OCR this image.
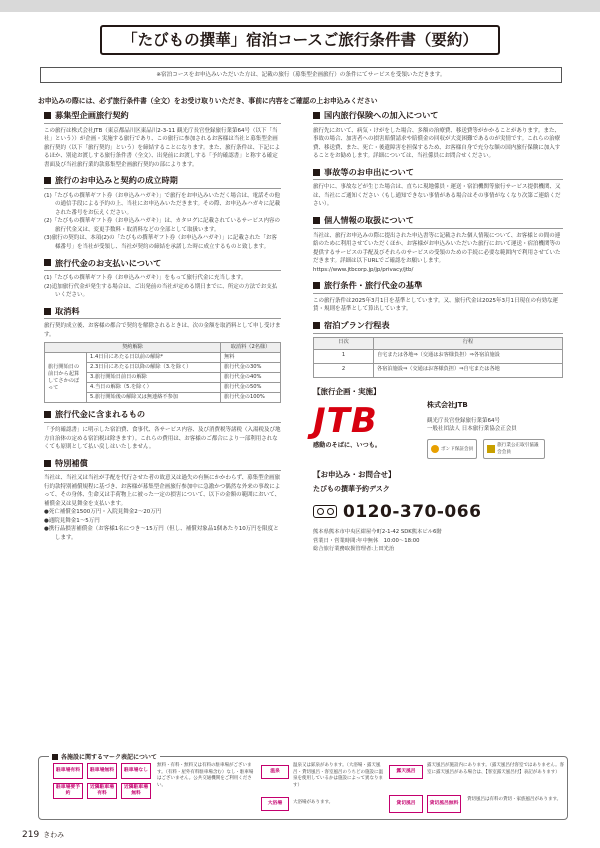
「たびもの撰華」宿泊コースご旅行条件書（要約）
※宿泊コースをお申込みいただいた方は、記載の旅行（募集型企画旅行）の条件にてサービスを受領いただきます。
お申込みの際には、必ず旅行条件書（全文）をお受け取りいただき、事前に内容をご確認の上お申込みください
募集型企画旅行契約
この旅行は株式会社JTB（東京都品川区東品川2-3-11 観光庁長官登録旅行業第64号（以下「当社」という））が企画・実施する旅行であり、この旅行に参加されるお客様は当社と募集型企画旅行契約（以下「旅行契約」という）を締結することになります。また、旅行条件は、下記によるほか、別途お渡しする旅行条件書（全文）、出発前にお渡しする「予約確認書」と称する確定書面及び当社旅行業約款募集型企画旅行契約の部によります。
旅行のお申込みと契約の成立時期
(1)「たびもの撰華ギフト券（お申込みハガキ）」で旅行をお申込みいただく場合は、電話その他の通信手段による予約の上、当社にお申込みいただきます。その際、お申込みハガキに記載された番号をお伝えください。
(2)「たびもの撰華ギフト券（お申込みハガキ）」は、カタログに記載されているサービス内容の旅行代金又は、変更手数料・取消料などの全部として取扱います。
(3)旅行の契約は、本項(2)の「たびもの撰華ギフト券（お申込みハガキ）」に記載された「お客様番号」を当社が受領し、当社が契約の締結を承諾した時に成立するものと致します。
旅行代金のお支払いについて
(1)「たびもの撰華ギフト券（お申込みハガキ）」をもって旅行代金に充当します。
(2)追加旅行代金が発生する場合は、ご出発前の当社が定める期日までに、所定の方法でお支払いください。
取消料
旅行契約成立後、お客様の都合で契約を解除されるときは、次の金額を取消料として申し受けます。
契約解除		取消料（2名様）
旅行開始日の前日から起算してさかのぼって	1.4日目にあたる日以前の解除*	無料
	2.3日目にあたる日以降の解除（3.を除く）	旅行代金の30%
	3.旅行開始日前日の解除	旅行代金の40%
	4.当日の解除（5.を除く）	旅行代金の50%
	5.旅行開始後の解除又は無連絡不参加	旅行代金の100%
旅行代金に含まれるもの
「予約確認書」に明示した宿泊費、食事代、各サービス内容、及び消費税等諸税（入湯税及び地方自治体の定める宿泊税は除きます）。これらの費用は、お客様のご都合により一部利用されなくても原則として払い戻しはいたしません。
特別補償
当社は、当社又は当社が手配を代行させた者の故意又は過失の有無にかかわらず、募集型企画旅行約款特別補償規程に基づき、お客様が募集型企画旅行参加中に急激かつ偶然な外来の事故によって、その身体、生命又は手荷物上に被った一定の損害について、以下の金額の範囲において、補償金又は見舞金を支払います。
●死亡補償金1500万円・入院見舞金2〜20万円
●通院見舞金1〜5万円
●携行品損害補償金（お客様1名につき〜15万円（但し、補償対象品1個あたり10万円を限度とします。
国内旅行保険への加入について
旅行先において、病気・けがをした場合、多額の治療費、移送費等がかかることがあります。また、事故の場合、加害者への損害賠償請求や賠償金の回収が大変困難であるのが実情です。これらの治療費、移送費、また、死亡・後遺障害を担保するため、お客様自身で充分な額の国内旅行保険に加入することをお勧めします。詳細については、当社係員にお問合せください。
事故等のお申出について
旅行中に、事故などが生じた場合は、直ちに現地係員・運送・宿泊機関等旅行サービス提供機関、又は、当社にご通知ください（もし通知できない事情がある場合はその事情がなくなり次第ご連絡ください）。
個人情報の取扱について
当社は、旅行お申込みの際に提出された申込書等に記載された個人情報について、お客様との間の連絡のために利用させていただくほか、お客様がお申込みいただいた旅行において運送・宿泊機関等の提供するサービスの手配及びそれらのサービスの受領のための手続に必要な範囲内で利用させていただきます。詳細は以下URLでご確認をお願いします。
https://www.jtbcorp.jp/jp/privacy/jtb/
旅行条件・旅行代金の基準
この旅行条件は2025年3月1日を基準としています。又、旅行代金は2025年3月1日現在の有効な運賃・規則を基準として算出しています。
宿泊プラン行程表
日次	行程
1	自宅または各地⇒（交通はお客様負担）⇒各宿泊施設
2	各宿泊施設⇒（交通はお客様負担）⇒自宅または各地
【旅行企画・実施】
JTB
感動のそばに、いつも。
株式会社JTB
観光庁長官登録旅行業第64号
一般社団法人 日本旅行業協会正会員
ボンド保証会員
旅行業公正取引協議会会員
【お申込み・お問合せ】
たびもの撰華予約デスク
0120-370-066
熊本県熊本市中央区紺屋今町2-1-42 SDK熊本ビル6階
営業日・営業時間:年中無休　10:00〜18:00
総合旅行業務取扱管理者:上田光治
各施設に関するマーク表記について
駐車場有料	駐車場無料	駐車場なし
駐車場要予約
近隣駐車場有料
近隣駐車場無料
無料・有料・無料又は有料の駐車場がございます。（有料・屋外有料駐車場含む）なし・駐車場はございません。公共交通機関をご利用ください。
温泉
温泉又は鉱泉があります。（大浴場・露天風呂・貸切風呂・客室風呂のうちどの施設に温泉を使用しているかは施設によって異なります）
大浴場	大浴場があります。
露天風呂
露天風呂が施設内にあります。（露天風呂付客室ではありません。客室に露天風呂がある場合は、【客室露天風呂付】表記があります）
貸切風呂	貸切風呂無料
貸切風呂は有料の貸切・家族風呂があります。
219 きわみ
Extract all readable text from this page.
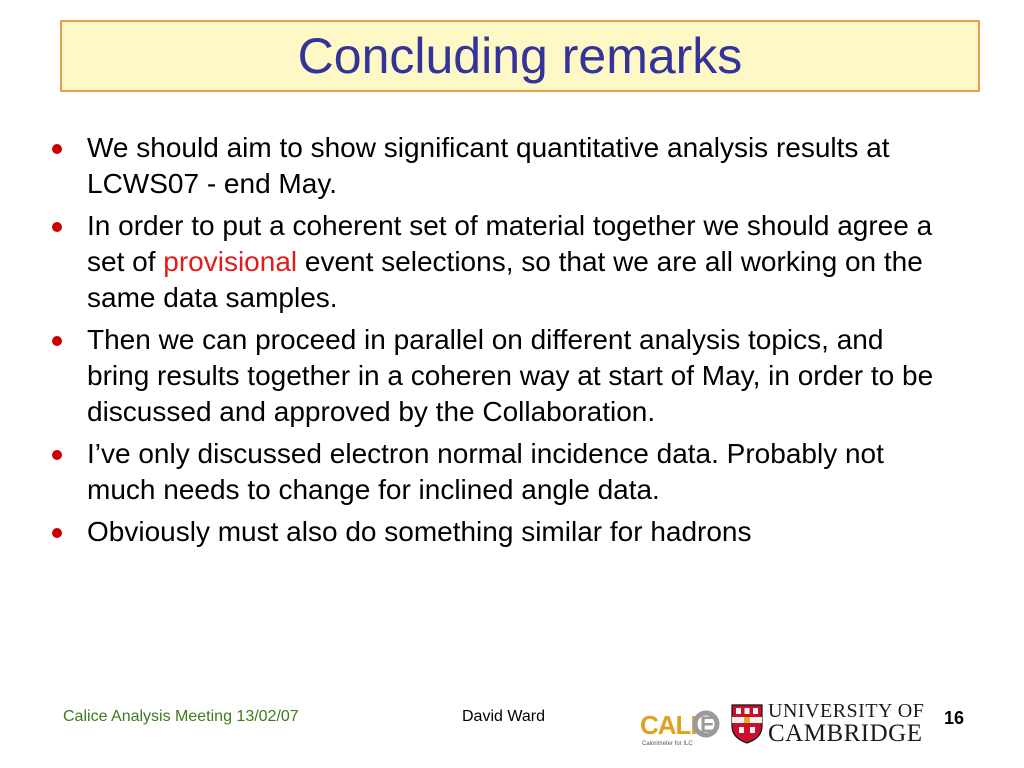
Concluding remarks
We should aim to show significant quantitative analysis results at LCWS07 - end May.
In order to put a coherent set of material together we should agree a set of provisional event selections, so that we are all working on the same data samples.
Then we can proceed in parallel on different analysis topics, and bring results together in a coheren way at start of May, in order to be discussed and approved by the Collaboration.
I’ve only discussed electron normal incidence data. Probably not much needs to change for inclined angle data.
Obviously must also do something similar for hadrons
Calice Analysis Meeting 13/02/07	David Ward	CALI E
Calorimeter for ILC
UNIVERSITY OF
CAMBRIDGE
16
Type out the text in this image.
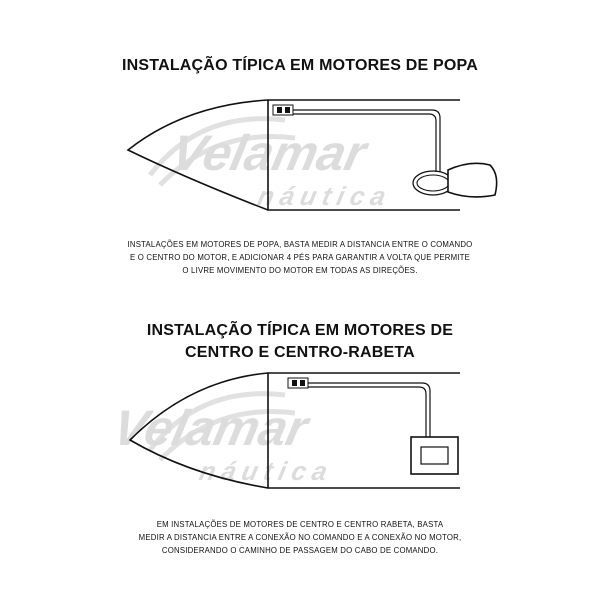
INSTALAÇÃO TÍPICA EM MOTORES DE POPA
Velamar
náutica
INSTALAÇÕES EM MOTORES DE POPA, BASTA MEDIR A DISTANCIA ENTRE O COMANDO
E O CENTRO DO MOTOR, E ADICIONAR 4 PÉS PARA GARANTIR A VOLTA QUE PERMITE
O LIVRE MOVIMENTO DO MOTOR EM TODAS AS DIREÇÕES.
INSTALAÇÃO TÍPICA EM MOTORES DE
CENTRO E CENTRO-RABETA
Velamar
náutica
EM INSTALAÇÕES DE MOTORES DE CENTRO E CENTRO RABETA, BASTA
MEDIR A DISTANCIA ENTRE A CONEXÃO NO COMANDO E A CONEXÃO NO MOTOR,
CONSIDERANDO O CAMINHO DE PASSAGEM DO CABO DE COMANDO.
══════
Print every entry above again without changing a word, and omit the pictures.

** RIGHT ANSWER **
OCR this image.
「たびもの撰華」宿泊コースご旅行条件書（要約）
※宿泊コースをお申込みいただいた方は、記載の旅行（募集型企画旅行）の条件にてサービスを受領いただきます。
お申込みの際には、必ず旅行条件書（全文）をお受け取りいただき、事前に内容をご確認の上お申込みください
募集型企画旅行契約
この旅行は株式会社JTB（東京都品川区東品川2-3-11 観光庁長官登録旅行業第64号（以下「当社」という））が企画・実施する旅行であり、この旅行に参加されるお客様は当社と募集型企画旅行契約（以下「旅行契約」という）を締結することになります。また、旅行条件は、下記によるほか、別途お渡しする旅行条件書（全文）、出発前にお渡しする「予約確認書」と称する確定書面及び当社旅行業約款募集型企画旅行契約の部によります。
旅行のお申込みと契約の成立時期
(1)「たびもの撰華ギフト券（お申込みハガキ）」で旅行をお申込みいただく場合は、電話その他の通信手段による予約の上、当社にお申込みいただきます。その際、お申込みハガキに記載された番号をお伝えください。
(2)「たびもの撰華ギフト券（お申込みハガキ）」は、カタログに記載されているサービス内容の旅行代金又は、変更手数料・取消料などの全部として取扱います。
(3)旅行の契約は、本項(2)の「たびもの撰華ギフト券（お申込みハガキ）」に記載された「お客様番号」を当社が受領し、当社が契約の締結を承諾した時に成立するものと致します。
旅行代金のお支払いについて
(1)「たびもの撰華ギフト券（お申込みハガキ）」をもって旅行代金に充当します。
(2)追加旅行代金が発生する場合は、ご出発前の当社が定める期日までに、所定の方法でお支払いください。
取消料
旅行契約成立後、お客様の都合で契約を解除されるときは、次の金額を取消料として申し受けます。
契約解除		取消料（2名様）
旅行開始日の前日から起算してさかのぼって	1.4日目にあたる日以前の解除*	無料
	2.3日目にあたる日以降の解除（3.を除く）	旅行代金の30%
	3.旅行開始日前日の解除	旅行代金の40%
	4.当日の解除（5.を除く）	旅行代金の50%
	5.旅行開始後の解除又は無連絡不参加	旅行代金の100%
旅行代金に含まれるもの
「予約確認書」に明示した宿泊費、食事代、各サービス内容、及び消費税等諸税（入湯税及び地方自治体の定める宿泊税は除きます）。これらの費用は、お客様のご都合により一部利用されなくても原則として払い戻しはいたしません。
特別補償
当社は、当社又は当社が手配を代行させた者の故意又は過失の有無にかかわらず、募集型企画旅行約款特別補償規程に基づき、お客様が募集型企画旅行参加中に急激かつ偶然な外来の事故によって、その身体、生命又は手荷物上に被った一定の損害について、以下の金額の範囲において、補償金又は見舞金を支払います。
●死亡補償金1500万円・入院見舞金2〜20万円
●通院見舞金1〜5万円
●携行品損害補償金（お客様1名につき〜15万円（但し、補償対象品1個あたり10万円を限度とします。
国内旅行保険への加入について
旅行先において、病気・けがをした場合、多額の治療費、移送費等がかかることがあります。また、事故の場合、加害者への損害賠償請求や賠償金の回収が大変困難であるのが実情です。これらの治療費、移送費、また、死亡・後遺障害を担保するため、お客様自身で充分な額の国内旅行保険に加入することをお勧めします。詳細については、当社係員にお問合せください。
事故等のお申出について
旅行中に、事故などが生じた場合は、直ちに現地係員・運送・宿泊機関等旅行サービス提供機関、又は、当社にご通知ください（もし通知できない事情がある場合はその事情がなくなり次第ご連絡ください）。
個人情報の取扱について
当社は、旅行お申込みの際に提出された申込書等に記載された個人情報について、お客様との間の連絡のために利用させていただくほか、お客様がお申込みいただいた旅行において運送・宿泊機関等の提供するサービスの手配及びそれらのサービスの受領のための手続に必要な範囲内で利用させていただきます。詳細は以下URLでご確認をお願いします。
https://www.jtbcorp.jp/jp/privacy/jtb/
旅行条件・旅行代金の基準
この旅行条件は2025年3月1日を基準としています。又、旅行代金は2025年3月1日現在の有効な運賃・規則を基準として算出しています。
宿泊プラン行程表
日次	行程
1	自宅または各地⇒（交通はお客様負担）⇒各宿泊施設
2	各宿泊施設⇒（交通はお客様負担）⇒自宅または各地
【旅行企画・実施】
JTB
感動のそばに、いつも。
株式会社JTB
観光庁長官登録旅行業第64号
一般社団法人 日本旅行業協会正会員
ボンド保証会員
旅行業公正取引協議会会員
【お申込み・お問合せ】
たびもの撰華予約デスク
0120-370-066
熊本県熊本市中央区紺屋今町2-1-42 SDK熊本ビル6階
営業日・営業時間:年中無休　10:00〜18:00
総合旅行業務取扱管理者:上田光治
各施設に関するマーク表記について
駐車場有料	駐車場無料	駐車場なし
駐車場要予約
近隣駐車場有料
近隣駐車場無料
無料・有料・無料又は有料の駐車場がございます。（有料・屋外有料駐車場含む）なし・駐車場はございません。公共交通機関をご利用ください。
温泉
温泉又は鉱泉があります。（大浴場・露天風呂・貸切風呂・客室風呂のうちどの施設に温泉を使用しているかは施設によって異なります）
大浴場	大浴場があります。
露天風呂
露天風呂が施設内にあります。（露天風呂付客室ではありません。客室に露天風呂がある場合は、【客室露天風呂付】表記があります）
貸切風呂	貸切風呂無料
貸切風呂は有料の貸切・家族風呂があります。
219 きわみ
Extract all readable text from this page.
Concluding remarks
We should aim to show significant quantitative analysis results at LCWS07 - end May.
In order to put a coherent set of material together we should agree a set of provisional event selections, so that we are all working on the same data samples.
Then we can proceed in parallel on different analysis topics, and bring results together in a coheren way at start of May, in order to be discussed and approved by the Collaboration.
I’ve only discussed electron normal incidence data. Probably not much needs to change for inclined angle data.
Obviously must also do something similar for hadrons
Calice Analysis Meeting 13/02/07	David Ward	CALI E
Calorimeter for ILC
UNIVERSITY OF
CAMBRIDGE
16
Type out the text in this image.
INSTALAÇÃO TÍPICA EM MOTORES DE POPA
Velamar
náutica
INSTALAÇÕES EM MOTORES DE POPA, BASTA MEDIR A DISTANCIA ENTRE O COMANDO
E O CENTRO DO MOTOR, E ADICIONAR 4 PÉS PARA GARANTIR A VOLTA QUE PERMITE
O LIVRE MOVIMENTO DO MOTOR EM TODAS AS DIREÇÕES.
INSTALAÇÃO TÍPICA EM MOTORES DE
CENTRO E CENTRO-RABETA
Velamar
náutica
EM INSTALAÇÕES DE MOTORES DE CENTRO E CENTRO RABETA, BASTA
MEDIR A DISTANCIA ENTRE A CONEXÃO NO COMANDO E A CONEXÃO NO MOTOR,
CONSIDERANDO O CAMINHO DE PASSAGEM DO CABO DE COMANDO.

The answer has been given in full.